SET TASK ::
Transcribe the entries below exactly; leave every image out.

GIVEN INFORMATION ::
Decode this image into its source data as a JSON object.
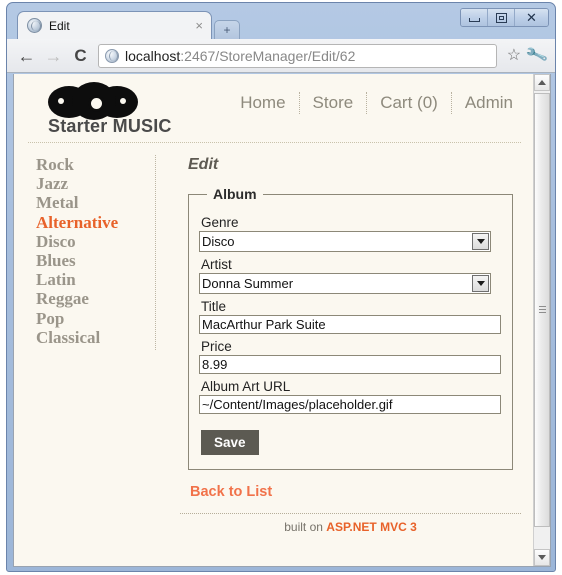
{
  "browser": {
    "tab": {
      "title": "Edit",
      "close_label": "×",
      "new_tab_label": "+"
    },
    "window_controls": {
      "minimize": "minimize-icon",
      "maximize": "maximize-icon",
      "close": "✕"
    },
    "nav": {
      "back": "←",
      "forward": "→",
      "reload": "C"
    },
    "url": {
      "host": "localhost",
      "rest": ":2467/StoreManager/Edit/62",
      "full": "localhost:2467/StoreManager/Edit/62"
    },
    "star_icon": "☆",
    "wrench_icon": "🔧"
  },
  "site": {
    "title": "Starter MUSIC",
    "logo_icon": "vinyl-records-logo",
    "nav_links": [
      "Home",
      "Store",
      "Cart (0)",
      "Admin"
    ]
  },
  "genres": {
    "items": [
      "Rock",
      "Jazz",
      "Metal",
      "Alternative",
      "Disco",
      "Blues",
      "Latin",
      "Reggae",
      "Pop",
      "Classical"
    ],
    "active": "Alternative",
    "active_color": "#e8622a"
  },
  "page": {
    "heading": "Edit",
    "fieldset_legend": "Album",
    "fields": {
      "genre": {
        "label": "Genre",
        "value": "Disco",
        "type": "select"
      },
      "artist": {
        "label": "Artist",
        "value": "Donna Summer",
        "type": "select"
      },
      "title": {
        "label": "Title",
        "value": "MacArthur Park Suite",
        "type": "text"
      },
      "price": {
        "label": "Price",
        "value": "8.99",
        "type": "text"
      },
      "art_url": {
        "label": "Album Art URL",
        "value": "~/Content/Images/placeholder.gif",
        "type": "text"
      }
    },
    "save_label": "Save",
    "back_link": "Back to List",
    "footer_prefix": "built on ",
    "footer_link": "ASP.NET MVC 3"
  },
  "scrollbar": {
    "up": "▲",
    "down": "▼"
  }
}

EXERCISE OUTPUT ::
Decode this image into its source data as a JSON object.
{
  "browser": {
    "tab": {
      "title": "Edit",
      "close_label": "×",
      "new_tab_label": "+"
    },
    "window_controls": {
      "minimize": "minimize-icon",
      "maximize": "maximize-icon",
      "close": "✕"
    },
    "nav": {
      "back": "←",
      "forward": "→",
      "reload": "C"
    },
    "url": {
      "host": "localhost",
      "rest": ":2467/StoreManager/Edit/62",
      "full": "localhost:2467/StoreManager/Edit/62"
    },
    "star_icon": "☆",
    "wrench_icon": "🔧"
  },
  "site": {
    "title": "Starter MUSIC",
    "logo_icon": "vinyl-records-logo",
    "nav_links": [
      "Home",
      "Store",
      "Cart (0)",
      "Admin"
    ]
  },
  "genres": {
    "items": [
      "Rock",
      "Jazz",
      "Metal",
      "Alternative",
      "Disco",
      "Blues",
      "Latin",
      "Reggae",
      "Pop",
      "Classical"
    ],
    "active": "Alternative",
    "active_color": "#e8622a"
  },
  "page": {
    "heading": "Edit",
    "fieldset_legend": "Album",
    "fields": {
      "genre": {
        "label": "Genre",
        "value": "Disco",
        "type": "select"
      },
      "artist": {
        "label": "Artist",
        "value": "Donna Summer",
        "type": "select"
      },
      "title": {
        "label": "Title",
        "value": "MacArthur Park Suite",
        "type": "text"
      },
      "price": {
        "label": "Price",
        "value": "8.99",
        "type": "text"
      },
      "art_url": {
        "label": "Album Art URL",
        "value": "~/Content/Images/placeholder.gif",
        "type": "text"
      }
    },
    "save_label": "Save",
    "back_link": "Back to List",
    "footer_prefix": "built on ",
    "footer_link": "ASP.NET MVC 3"
  },
  "scrollbar": {
    "up": "▲",
    "down": "▼"
  }
}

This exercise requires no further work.